=== Goal ===
Provide an exact copy of the data, excluding the images.
════════
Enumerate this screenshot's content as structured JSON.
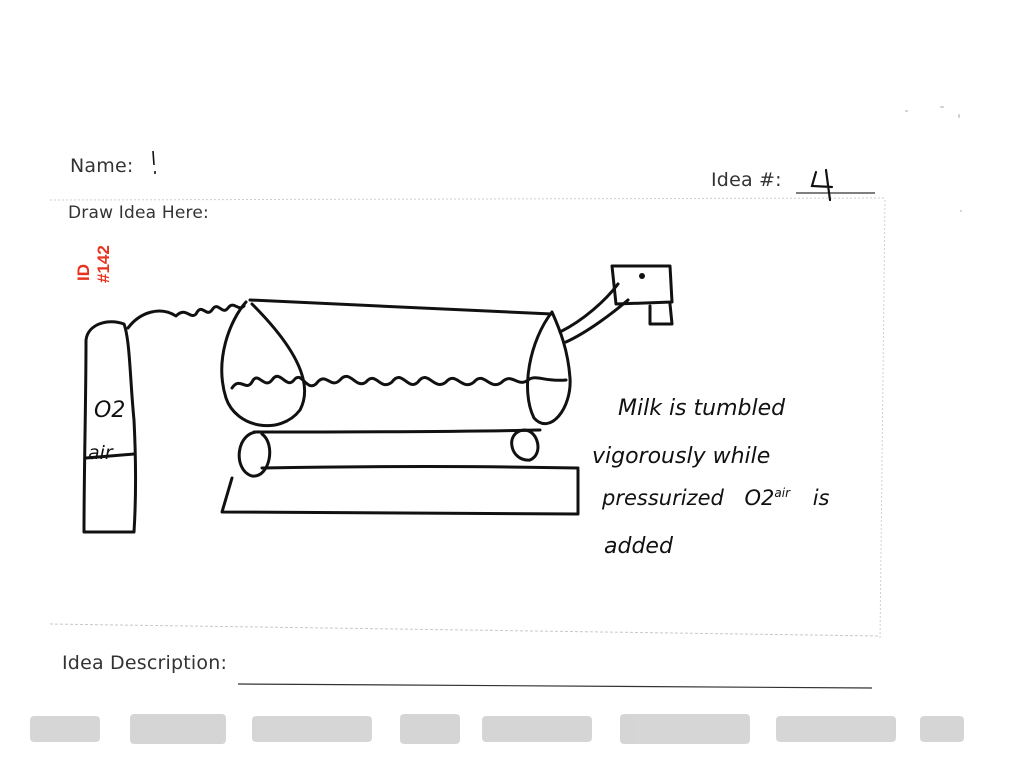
{
  "form": {
    "name_label": "Name:",
    "name_value": "!",
    "idea_number_label": "Idea #:",
    "idea_number_value": "4",
    "draw_label": "Draw Idea Here:",
    "description_label": "Idea Description:"
  },
  "stamp": {
    "id_label": "ID",
    "id_number": "#142",
    "color": "#e8321e"
  },
  "sketch": {
    "tank_label_formula": "O2",
    "tank_label_word": "air",
    "annotation_line1": "Milk is tumbled",
    "annotation_line2": "vigorously while",
    "annotation_line3_a": "pressurized",
    "annotation_line3_formula": "O2",
    "annotation_line3_super": "air",
    "annotation_line3_b": "is",
    "annotation_line4": "added"
  }
}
════════
=== Output for this task ===
Enumerate this screenshot's content as structured JSON.
{
  "form": {
    "name_label": "Name:",
    "name_value": "!",
    "idea_number_label": "Idea #:",
    "idea_number_value": "4",
    "draw_label": "Draw Idea Here:",
    "description_label": "Idea Description:"
  },
  "stamp": {
    "id_label": "ID",
    "id_number": "#142",
    "color": "#e8321e"
  },
  "sketch": {
    "tank_label_formula": "O2",
    "tank_label_word": "air",
    "annotation_line1": "Milk is tumbled",
    "annotation_line2": "vigorously while",
    "annotation_line3_a": "pressurized",
    "annotation_line3_formula": "O2",
    "annotation_line3_super": "air",
    "annotation_line3_b": "is",
    "annotation_line4": "added"
  }
}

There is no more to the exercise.